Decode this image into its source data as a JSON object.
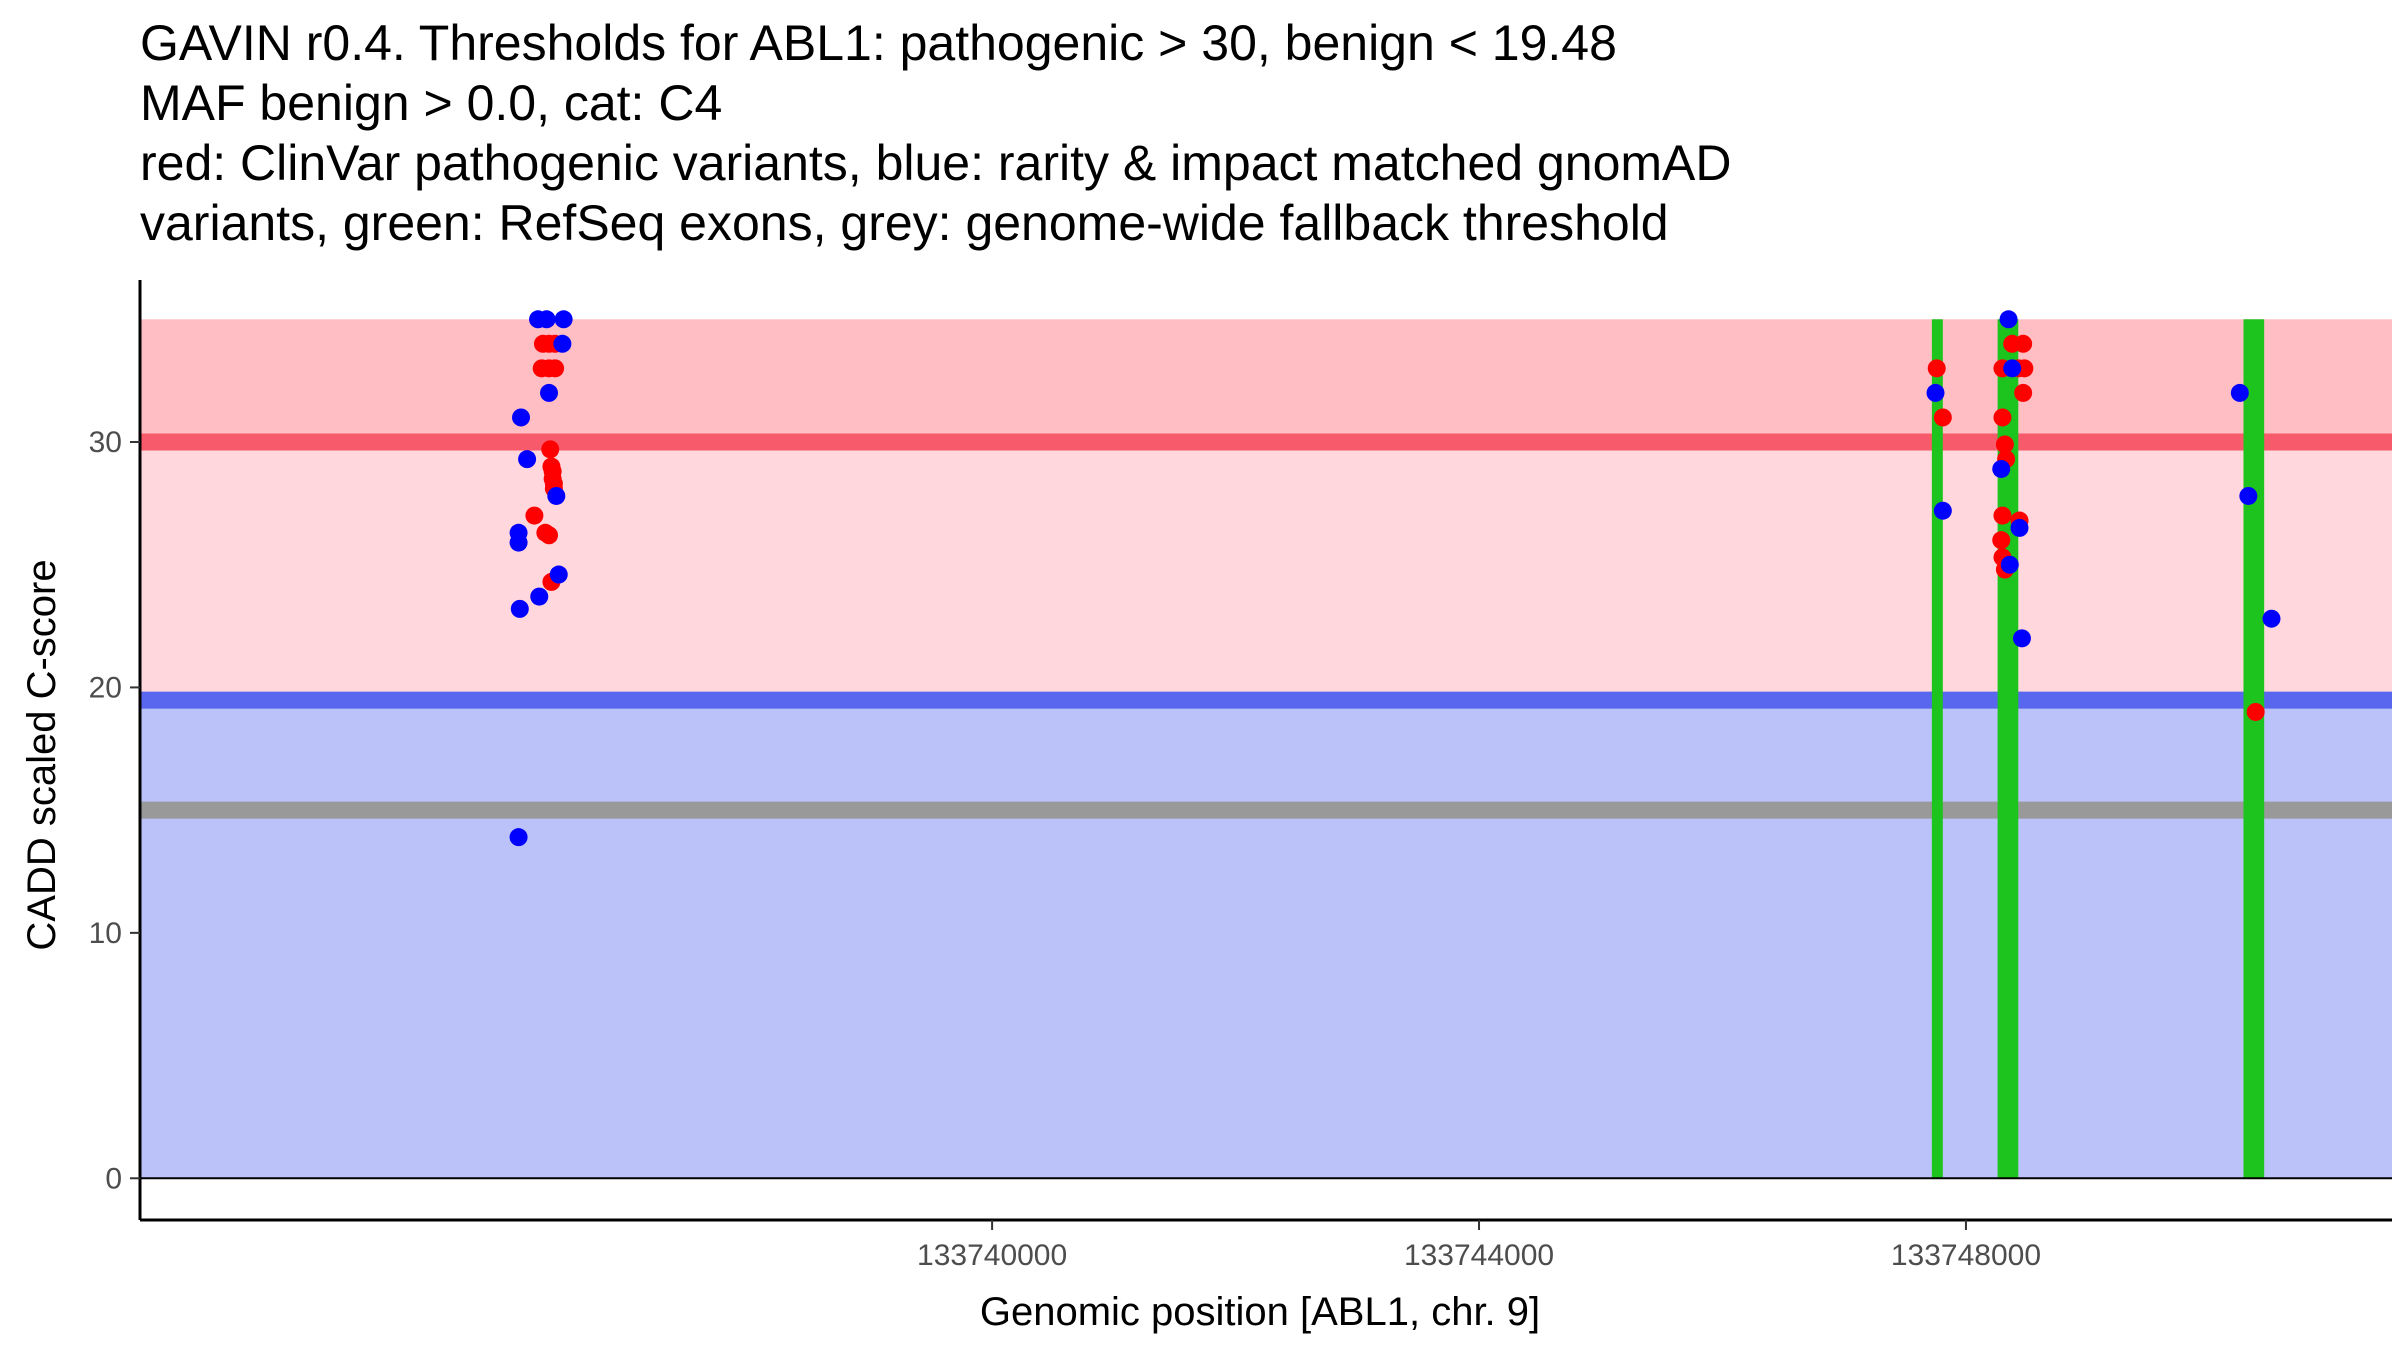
{
  "chart_data": {
    "type": "scatter",
    "title_lines": [
      "GAVIN r0.4. Thresholds for ABL1: pathogenic > 30, benign < 19.48",
      "MAF benign > 0.0, cat: C4",
      "red: ClinVar pathogenic variants, blue: rarity & impact matched gnomAD",
      "variants, green: RefSeq exons, grey: genome-wide fallback threshold"
    ],
    "xlabel": "Genomic position [ABL1, chr. 9]",
    "ylabel": "CADD scaled C-score",
    "xlim": [
      133733000,
      133751500
    ],
    "ylim": [
      -1.7,
      36.6
    ],
    "x_ticks": [
      133740000,
      133744000,
      133748000
    ],
    "x_tick_labels": [
      "133740000",
      "133744000",
      "133748000"
    ],
    "y_ticks": [
      0,
      10,
      20,
      30
    ],
    "y_tick_labels": [
      "0",
      "10",
      "20",
      "30"
    ],
    "grid": false,
    "bands": [
      {
        "name": "benign region",
        "y0": 0,
        "y1": 19.48,
        "color": "#bbc1f9"
      },
      {
        "name": "pathogenic-threshold region",
        "y0": 19.48,
        "y1": 30,
        "color": "#ffd7dc"
      },
      {
        "name": "pathogenic region",
        "y0": 30,
        "y1": 35,
        "color": "#ffbec4"
      }
    ],
    "threshold_lines": [
      {
        "name": "pathogenic threshold",
        "y": 30,
        "color": "#f75a6a"
      },
      {
        "name": "benign threshold",
        "y": 19.48,
        "color": "#5967ee"
      },
      {
        "name": "genome-wide fallback threshold",
        "y": 15,
        "color": "#999999"
      }
    ],
    "exons": [
      {
        "x0": 133747720,
        "x1": 133747810,
        "color": "#1ec41e"
      },
      {
        "x0": 133748260,
        "x1": 133748430,
        "color": "#1ec41e"
      },
      {
        "x0": 133750280,
        "x1": 133750450,
        "color": "#1ec41e"
      }
    ],
    "series": [
      {
        "name": "ClinVar pathogenic variants",
        "color": "#ff0000",
        "points": [
          [
            133736310,
            34
          ],
          [
            133736360,
            34
          ],
          [
            133736410,
            34
          ],
          [
            133736300,
            33
          ],
          [
            133736360,
            33
          ],
          [
            133736410,
            33
          ],
          [
            133736370,
            29.7
          ],
          [
            133736380,
            29
          ],
          [
            133736390,
            28.8
          ],
          [
            133736390,
            28.5
          ],
          [
            133736400,
            28.3
          ],
          [
            133736400,
            28.1
          ],
          [
            133736240,
            27
          ],
          [
            133736330,
            26.3
          ],
          [
            133736360,
            26.2
          ],
          [
            133736380,
            24.3
          ],
          [
            133747760,
            33
          ],
          [
            133747810,
            31
          ],
          [
            133748300,
            33
          ],
          [
            133748380,
            34
          ],
          [
            133748470,
            34
          ],
          [
            133748430,
            33
          ],
          [
            133748480,
            33
          ],
          [
            133748470,
            32
          ],
          [
            133748300,
            31
          ],
          [
            133748320,
            29.9
          ],
          [
            133748330,
            29.3
          ],
          [
            133748300,
            27
          ],
          [
            133748440,
            26.8
          ],
          [
            133748290,
            26
          ],
          [
            133748300,
            25.3
          ],
          [
            133748320,
            24.8
          ],
          [
            133750380,
            19
          ]
        ]
      },
      {
        "name": "rarity & impact matched gnomAD variants",
        "color": "#0000ff",
        "points": [
          [
            133736270,
            35
          ],
          [
            133736340,
            35
          ],
          [
            133736480,
            35
          ],
          [
            133736470,
            34
          ],
          [
            133736130,
            31
          ],
          [
            133736360,
            32
          ],
          [
            133736180,
            29.3
          ],
          [
            133736420,
            27.8
          ],
          [
            133736110,
            26.3
          ],
          [
            133736110,
            25.9
          ],
          [
            133736440,
            24.6
          ],
          [
            133736280,
            23.7
          ],
          [
            133736120,
            23.2
          ],
          [
            133736110,
            13.9
          ],
          [
            133748350,
            35
          ],
          [
            133748380,
            33
          ],
          [
            133747750,
            32
          ],
          [
            133747810,
            27.2
          ],
          [
            133748290,
            28.9
          ],
          [
            133748440,
            26.5
          ],
          [
            133748360,
            25
          ],
          [
            133748460,
            22
          ],
          [
            133750250,
            32
          ],
          [
            133750320,
            27.8
          ],
          [
            133750510,
            22.8
          ]
        ]
      }
    ]
  }
}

====

■ Exercise prompt: Copy the listing character for character, pictures omitted.

■ Response area:
Decode this image into its source data as a JSON object.
{
  "chart_data": {
    "type": "scatter",
    "title_lines": [
      "GAVIN r0.4. Thresholds for ABL1: pathogenic > 30, benign < 19.48",
      "MAF benign > 0.0, cat: C4",
      "red: ClinVar pathogenic variants, blue: rarity & impact matched gnomAD",
      "variants, green: RefSeq exons, grey: genome-wide fallback threshold"
    ],
    "xlabel": "Genomic position [ABL1, chr. 9]",
    "ylabel": "CADD scaled C-score",
    "xlim": [
      133733000,
      133751500
    ],
    "ylim": [
      -1.7,
      36.6
    ],
    "x_ticks": [
      133740000,
      133744000,
      133748000
    ],
    "x_tick_labels": [
      "133740000",
      "133744000",
      "133748000"
    ],
    "y_ticks": [
      0,
      10,
      20,
      30
    ],
    "y_tick_labels": [
      "0",
      "10",
      "20",
      "30"
    ],
    "grid": false,
    "bands": [
      {
        "name": "benign region",
        "y0": 0,
        "y1": 19.48,
        "color": "#bbc1f9"
      },
      {
        "name": "pathogenic-threshold region",
        "y0": 19.48,
        "y1": 30,
        "color": "#ffd7dc"
      },
      {
        "name": "pathogenic region",
        "y0": 30,
        "y1": 35,
        "color": "#ffbec4"
      }
    ],
    "threshold_lines": [
      {
        "name": "pathogenic threshold",
        "y": 30,
        "color": "#f75a6a"
      },
      {
        "name": "benign threshold",
        "y": 19.48,
        "color": "#5967ee"
      },
      {
        "name": "genome-wide fallback threshold",
        "y": 15,
        "color": "#999999"
      }
    ],
    "exons": [
      {
        "x0": 133747720,
        "x1": 133747810,
        "color": "#1ec41e"
      },
      {
        "x0": 133748260,
        "x1": 133748430,
        "color": "#1ec41e"
      },
      {
        "x0": 133750280,
        "x1": 133750450,
        "color": "#1ec41e"
      }
    ],
    "series": [
      {
        "name": "ClinVar pathogenic variants",
        "color": "#ff0000",
        "points": [
          [
            133736310,
            34
          ],
          [
            133736360,
            34
          ],
          [
            133736410,
            34
          ],
          [
            133736300,
            33
          ],
          [
            133736360,
            33
          ],
          [
            133736410,
            33
          ],
          [
            133736370,
            29.7
          ],
          [
            133736380,
            29
          ],
          [
            133736390,
            28.8
          ],
          [
            133736390,
            28.5
          ],
          [
            133736400,
            28.3
          ],
          [
            133736400,
            28.1
          ],
          [
            133736240,
            27
          ],
          [
            133736330,
            26.3
          ],
          [
            133736360,
            26.2
          ],
          [
            133736380,
            24.3
          ],
          [
            133747760,
            33
          ],
          [
            133747810,
            31
          ],
          [
            133748300,
            33
          ],
          [
            133748380,
            34
          ],
          [
            133748470,
            34
          ],
          [
            133748430,
            33
          ],
          [
            133748480,
            33
          ],
          [
            133748470,
            32
          ],
          [
            133748300,
            31
          ],
          [
            133748320,
            29.9
          ],
          [
            133748330,
            29.3
          ],
          [
            133748300,
            27
          ],
          [
            133748440,
            26.8
          ],
          [
            133748290,
            26
          ],
          [
            133748300,
            25.3
          ],
          [
            133748320,
            24.8
          ],
          [
            133750380,
            19
          ]
        ]
      },
      {
        "name": "rarity & impact matched gnomAD variants",
        "color": "#0000ff",
        "points": [
          [
            133736270,
            35
          ],
          [
            133736340,
            35
          ],
          [
            133736480,
            35
          ],
          [
            133736470,
            34
          ],
          [
            133736130,
            31
          ],
          [
            133736360,
            32
          ],
          [
            133736180,
            29.3
          ],
          [
            133736420,
            27.8
          ],
          [
            133736110,
            26.3
          ],
          [
            133736110,
            25.9
          ],
          [
            133736440,
            24.6
          ],
          [
            133736280,
            23.7
          ],
          [
            133736120,
            23.2
          ],
          [
            133736110,
            13.9
          ],
          [
            133748350,
            35
          ],
          [
            133748380,
            33
          ],
          [
            133747750,
            32
          ],
          [
            133747810,
            27.2
          ],
          [
            133748290,
            28.9
          ],
          [
            133748440,
            26.5
          ],
          [
            133748360,
            25
          ],
          [
            133748460,
            22
          ],
          [
            133750250,
            32
          ],
          [
            133750320,
            27.8
          ],
          [
            133750510,
            22.8
          ]
        ]
      }
    ]
  }
}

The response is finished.